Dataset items
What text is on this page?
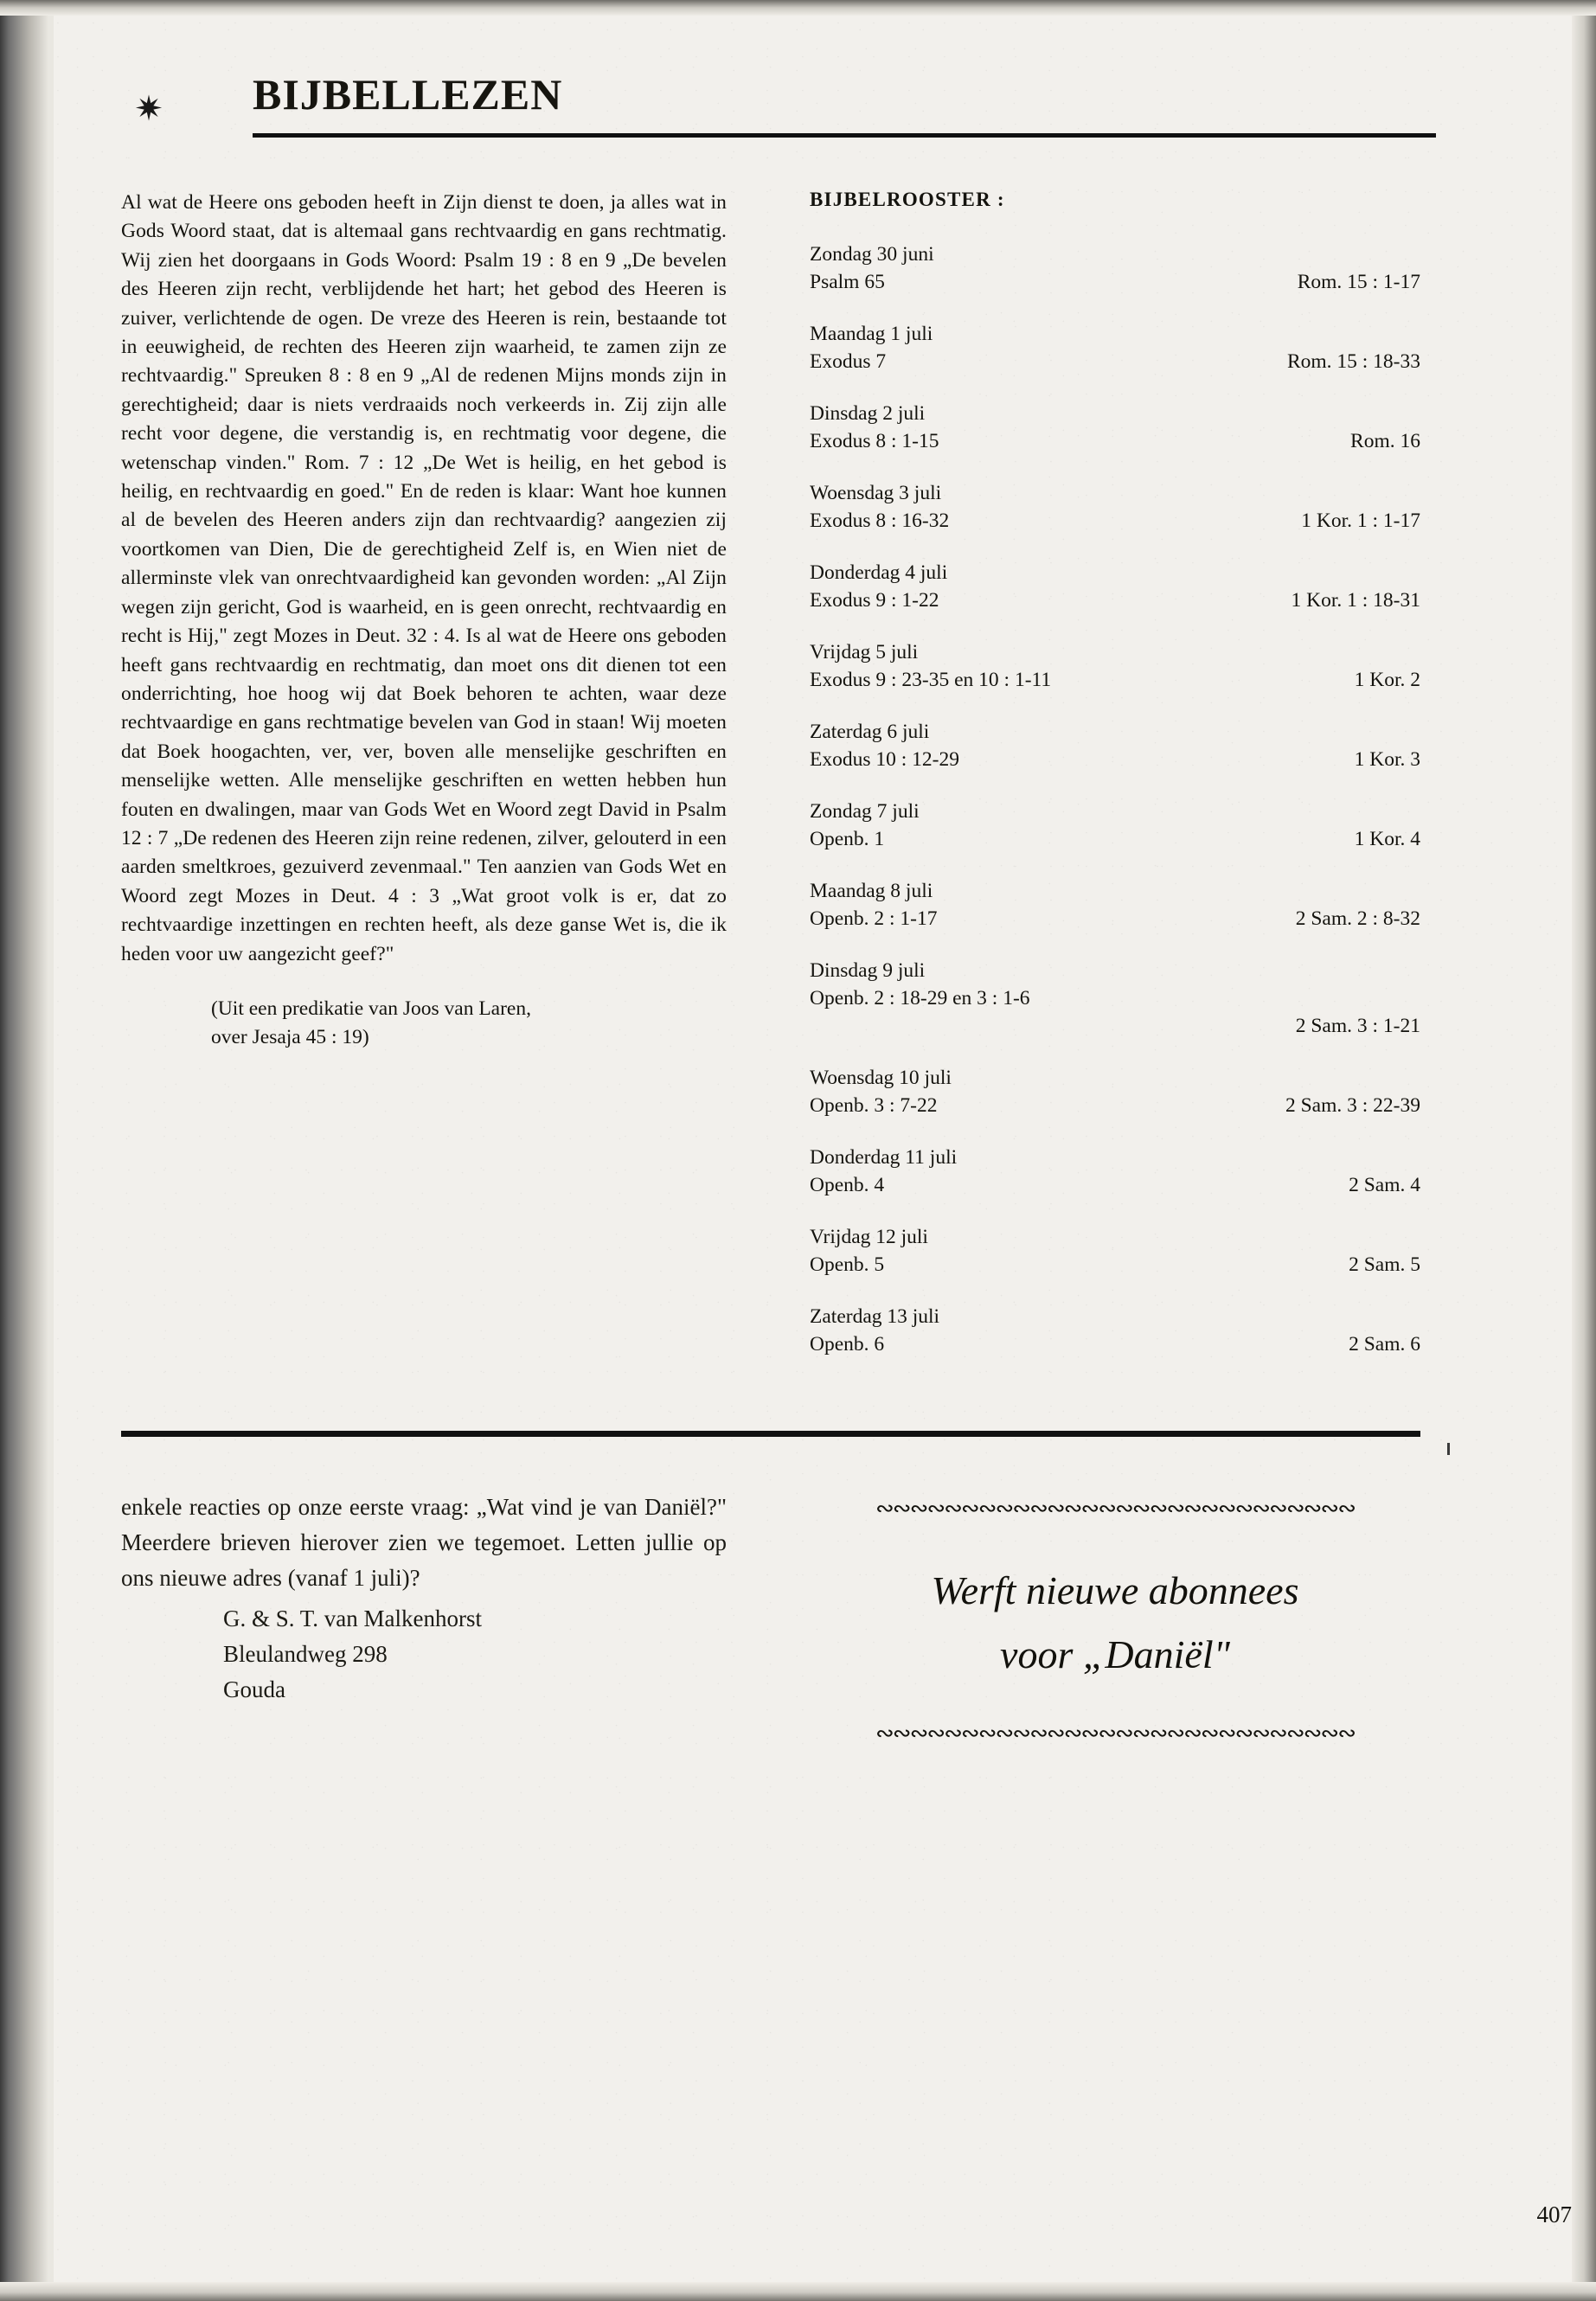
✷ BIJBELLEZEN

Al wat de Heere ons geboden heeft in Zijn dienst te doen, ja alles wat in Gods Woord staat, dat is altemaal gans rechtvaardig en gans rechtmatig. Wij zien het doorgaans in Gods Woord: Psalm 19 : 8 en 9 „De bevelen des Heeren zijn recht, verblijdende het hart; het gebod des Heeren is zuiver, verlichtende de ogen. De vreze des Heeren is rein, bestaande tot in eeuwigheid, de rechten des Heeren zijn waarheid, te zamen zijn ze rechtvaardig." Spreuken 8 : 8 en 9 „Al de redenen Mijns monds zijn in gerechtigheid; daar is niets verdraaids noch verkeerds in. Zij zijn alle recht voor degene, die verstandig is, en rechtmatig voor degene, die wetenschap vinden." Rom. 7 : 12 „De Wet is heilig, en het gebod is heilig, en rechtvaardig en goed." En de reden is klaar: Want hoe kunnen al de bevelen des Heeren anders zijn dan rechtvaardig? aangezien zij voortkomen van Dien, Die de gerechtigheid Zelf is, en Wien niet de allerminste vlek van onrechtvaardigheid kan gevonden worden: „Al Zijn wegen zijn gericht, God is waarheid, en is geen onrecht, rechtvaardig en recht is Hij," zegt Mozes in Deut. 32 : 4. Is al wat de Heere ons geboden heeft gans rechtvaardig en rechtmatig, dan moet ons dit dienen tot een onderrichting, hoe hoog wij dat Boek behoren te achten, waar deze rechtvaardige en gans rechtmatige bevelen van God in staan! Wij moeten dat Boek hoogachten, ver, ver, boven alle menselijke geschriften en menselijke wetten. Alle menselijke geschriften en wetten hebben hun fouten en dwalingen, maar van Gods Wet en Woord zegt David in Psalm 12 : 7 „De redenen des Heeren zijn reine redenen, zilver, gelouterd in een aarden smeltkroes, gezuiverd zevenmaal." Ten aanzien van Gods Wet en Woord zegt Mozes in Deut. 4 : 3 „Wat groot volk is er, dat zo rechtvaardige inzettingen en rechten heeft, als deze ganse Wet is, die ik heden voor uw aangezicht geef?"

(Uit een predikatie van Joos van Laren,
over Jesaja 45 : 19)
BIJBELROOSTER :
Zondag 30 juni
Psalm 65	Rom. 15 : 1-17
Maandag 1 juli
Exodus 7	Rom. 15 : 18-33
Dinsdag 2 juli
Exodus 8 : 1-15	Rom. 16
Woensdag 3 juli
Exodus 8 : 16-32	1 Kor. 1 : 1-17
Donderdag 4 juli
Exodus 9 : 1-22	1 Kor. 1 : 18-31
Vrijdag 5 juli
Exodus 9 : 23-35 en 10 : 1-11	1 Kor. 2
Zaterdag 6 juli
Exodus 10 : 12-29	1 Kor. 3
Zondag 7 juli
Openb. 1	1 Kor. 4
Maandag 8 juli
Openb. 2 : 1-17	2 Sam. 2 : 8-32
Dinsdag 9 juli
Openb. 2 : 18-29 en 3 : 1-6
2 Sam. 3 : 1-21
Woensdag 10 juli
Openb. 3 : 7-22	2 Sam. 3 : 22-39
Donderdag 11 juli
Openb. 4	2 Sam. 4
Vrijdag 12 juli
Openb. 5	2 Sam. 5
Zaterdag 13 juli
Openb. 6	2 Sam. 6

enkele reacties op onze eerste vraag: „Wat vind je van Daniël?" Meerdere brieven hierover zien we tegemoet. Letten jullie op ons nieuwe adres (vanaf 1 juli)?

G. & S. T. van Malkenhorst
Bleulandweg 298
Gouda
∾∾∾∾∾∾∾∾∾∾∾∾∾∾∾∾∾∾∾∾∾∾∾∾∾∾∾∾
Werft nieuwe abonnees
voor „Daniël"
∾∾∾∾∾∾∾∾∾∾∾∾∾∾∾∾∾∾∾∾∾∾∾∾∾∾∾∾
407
...
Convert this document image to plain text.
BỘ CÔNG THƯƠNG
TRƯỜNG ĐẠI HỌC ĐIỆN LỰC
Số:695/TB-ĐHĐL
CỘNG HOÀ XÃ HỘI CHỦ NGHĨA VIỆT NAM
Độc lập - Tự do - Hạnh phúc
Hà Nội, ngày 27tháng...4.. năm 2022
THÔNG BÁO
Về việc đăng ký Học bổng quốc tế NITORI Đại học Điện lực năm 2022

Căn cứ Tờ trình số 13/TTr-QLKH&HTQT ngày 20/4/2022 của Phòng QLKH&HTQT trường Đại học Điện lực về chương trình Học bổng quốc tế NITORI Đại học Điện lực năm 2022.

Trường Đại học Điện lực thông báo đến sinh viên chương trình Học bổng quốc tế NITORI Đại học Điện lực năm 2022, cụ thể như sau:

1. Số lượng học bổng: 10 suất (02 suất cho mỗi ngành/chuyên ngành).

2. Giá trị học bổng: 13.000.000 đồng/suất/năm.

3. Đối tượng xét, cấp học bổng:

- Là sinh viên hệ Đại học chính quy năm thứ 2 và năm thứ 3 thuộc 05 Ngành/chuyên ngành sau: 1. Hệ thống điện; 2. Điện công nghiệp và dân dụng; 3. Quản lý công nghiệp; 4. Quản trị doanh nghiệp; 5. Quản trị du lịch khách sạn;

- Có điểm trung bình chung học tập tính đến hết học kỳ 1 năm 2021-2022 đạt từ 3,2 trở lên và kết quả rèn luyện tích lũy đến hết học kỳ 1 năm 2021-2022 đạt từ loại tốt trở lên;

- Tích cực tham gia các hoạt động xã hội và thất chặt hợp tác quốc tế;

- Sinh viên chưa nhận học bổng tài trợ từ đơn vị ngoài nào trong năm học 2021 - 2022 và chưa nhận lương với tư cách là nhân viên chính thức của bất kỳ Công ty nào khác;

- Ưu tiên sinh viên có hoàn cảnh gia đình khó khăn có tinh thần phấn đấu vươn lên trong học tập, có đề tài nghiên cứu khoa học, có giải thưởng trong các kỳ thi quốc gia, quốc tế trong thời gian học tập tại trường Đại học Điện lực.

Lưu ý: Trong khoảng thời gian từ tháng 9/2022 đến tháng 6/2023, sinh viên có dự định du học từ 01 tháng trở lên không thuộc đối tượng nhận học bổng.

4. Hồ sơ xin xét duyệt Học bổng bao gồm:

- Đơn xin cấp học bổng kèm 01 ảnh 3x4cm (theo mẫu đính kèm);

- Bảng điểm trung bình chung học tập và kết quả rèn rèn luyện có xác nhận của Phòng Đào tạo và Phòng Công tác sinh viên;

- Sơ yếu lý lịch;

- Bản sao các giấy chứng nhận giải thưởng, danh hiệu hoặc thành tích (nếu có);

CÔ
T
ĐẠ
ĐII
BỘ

_Exercise objective:_ State the number of lines in the records that include "chung", and write nothing else.

_Completed exercise:_ 2